* **TASK DETAILS**:
Start at the line containing "Convert this document image to plain text." and transcribe every line exactly through the end of the records below, and only those lines.

Collected data
____

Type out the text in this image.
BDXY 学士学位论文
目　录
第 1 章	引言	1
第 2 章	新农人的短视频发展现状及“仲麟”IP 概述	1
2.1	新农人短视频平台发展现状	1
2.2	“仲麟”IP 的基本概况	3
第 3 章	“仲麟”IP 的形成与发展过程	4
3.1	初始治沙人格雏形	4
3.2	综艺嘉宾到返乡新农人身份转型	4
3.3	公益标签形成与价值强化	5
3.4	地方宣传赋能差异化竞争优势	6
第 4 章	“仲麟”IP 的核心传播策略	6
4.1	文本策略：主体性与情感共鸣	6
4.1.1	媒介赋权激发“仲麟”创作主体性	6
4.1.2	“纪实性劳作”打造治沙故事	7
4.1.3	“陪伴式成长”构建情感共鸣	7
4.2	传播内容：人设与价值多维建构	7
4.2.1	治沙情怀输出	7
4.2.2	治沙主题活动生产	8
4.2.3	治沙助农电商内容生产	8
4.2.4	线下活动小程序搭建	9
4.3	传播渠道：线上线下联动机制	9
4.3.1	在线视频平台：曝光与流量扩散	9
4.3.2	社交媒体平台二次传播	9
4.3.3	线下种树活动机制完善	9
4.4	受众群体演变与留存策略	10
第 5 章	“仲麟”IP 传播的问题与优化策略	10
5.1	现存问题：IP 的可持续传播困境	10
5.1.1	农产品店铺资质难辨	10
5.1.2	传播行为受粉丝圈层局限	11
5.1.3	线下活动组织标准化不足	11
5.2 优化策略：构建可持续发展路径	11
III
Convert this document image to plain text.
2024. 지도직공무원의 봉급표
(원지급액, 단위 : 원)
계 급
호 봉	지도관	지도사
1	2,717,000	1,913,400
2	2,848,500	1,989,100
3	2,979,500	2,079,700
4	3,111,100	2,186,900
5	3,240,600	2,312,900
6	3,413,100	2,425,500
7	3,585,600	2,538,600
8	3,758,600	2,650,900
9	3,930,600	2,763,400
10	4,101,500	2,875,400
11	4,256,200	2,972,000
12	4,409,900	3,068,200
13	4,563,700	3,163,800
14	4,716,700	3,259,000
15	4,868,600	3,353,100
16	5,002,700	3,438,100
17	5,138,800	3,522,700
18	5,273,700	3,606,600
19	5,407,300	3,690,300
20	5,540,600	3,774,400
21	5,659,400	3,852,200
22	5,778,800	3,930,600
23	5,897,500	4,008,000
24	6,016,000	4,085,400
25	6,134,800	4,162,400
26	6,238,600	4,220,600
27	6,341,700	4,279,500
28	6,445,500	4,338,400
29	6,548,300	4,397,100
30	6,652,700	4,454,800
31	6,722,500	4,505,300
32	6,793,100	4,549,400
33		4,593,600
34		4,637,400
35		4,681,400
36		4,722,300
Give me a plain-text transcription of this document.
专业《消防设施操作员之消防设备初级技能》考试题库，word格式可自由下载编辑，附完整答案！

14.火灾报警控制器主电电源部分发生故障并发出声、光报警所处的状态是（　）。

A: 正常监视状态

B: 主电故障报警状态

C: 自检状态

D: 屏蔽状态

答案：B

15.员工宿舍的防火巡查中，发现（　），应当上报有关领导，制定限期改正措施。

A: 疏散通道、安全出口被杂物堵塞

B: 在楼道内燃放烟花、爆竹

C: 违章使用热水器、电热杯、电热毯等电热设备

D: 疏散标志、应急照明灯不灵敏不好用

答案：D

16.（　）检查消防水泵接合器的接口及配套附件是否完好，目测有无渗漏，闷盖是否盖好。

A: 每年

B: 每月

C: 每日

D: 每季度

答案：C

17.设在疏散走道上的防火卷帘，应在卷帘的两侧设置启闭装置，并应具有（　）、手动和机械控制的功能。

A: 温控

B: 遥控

____

* **REPLY**:
Convert this document image to plain text.
2024. 지도직공무원의 봉급표
(원지급액, 단위 : 원)
계 급
호 봉	지도관	지도사
1	2,717,000	1,913,400
2	2,848,500	1,989,100
3	2,979,500	2,079,700
4	3,111,100	2,186,900
5	3,240,600	2,312,900
6	3,413,100	2,425,500
7	3,585,600	2,538,600
8	3,758,600	2,650,900
9	3,930,600	2,763,400
10	4,101,500	2,875,400
11	4,256,200	2,972,000
12	4,409,900	3,068,200
13	4,563,700	3,163,800
14	4,716,700	3,259,000
15	4,868,600	3,353,100
16	5,002,700	3,438,100
17	5,138,800	3,522,700
18	5,273,700	3,606,600
19	5,407,300	3,690,300
20	5,540,600	3,774,400
21	5,659,400	3,852,200
22	5,778,800	3,930,600
23	5,897,500	4,008,000
24	6,016,000	4,085,400
25	6,134,800	4,162,400
26	6,238,600	4,220,600
27	6,341,700	4,279,500
28	6,445,500	4,338,400
29	6,548,300	4,397,100
30	6,652,700	4,454,800
31	6,722,500	4,505,300
32	6,793,100	4,549,400
33		4,593,600
34		4,637,400
35		4,681,400
36		4,722,300
Give me a plain-text transcription of this document.
专业《消防设施操作员之消防设备初级技能》考试题库，word格式可自由下载编辑，附完整答案！

14.火灾报警控制器主电电源部分发生故障并发出声、光报警所处的状态是（　）。

A: 正常监视状态

B: 主电故障报警状态

C: 自检状态

D: 屏蔽状态

答案：B

15.员工宿舍的防火巡查中，发现（　），应当上报有关领导，制定限期改正措施。

A: 疏散通道、安全出口被杂物堵塞

B: 在楼道内燃放烟花、爆竹

C: 违章使用热水器、电热杯、电热毯等电热设备

D: 疏散标志、应急照明灯不灵敏不好用

答案：D

16.（　）检查消防水泵接合器的接口及配套附件是否完好，目测有无渗漏，闷盖是否盖好。

A: 每年

B: 每月

C: 每日

D: 每季度

答案：C

17.设在疏散走道上的防火卷帘，应在卷帘的两侧设置启闭装置，并应具有（　）、手动和机械控制的功能。

A: 温控

B: 遥控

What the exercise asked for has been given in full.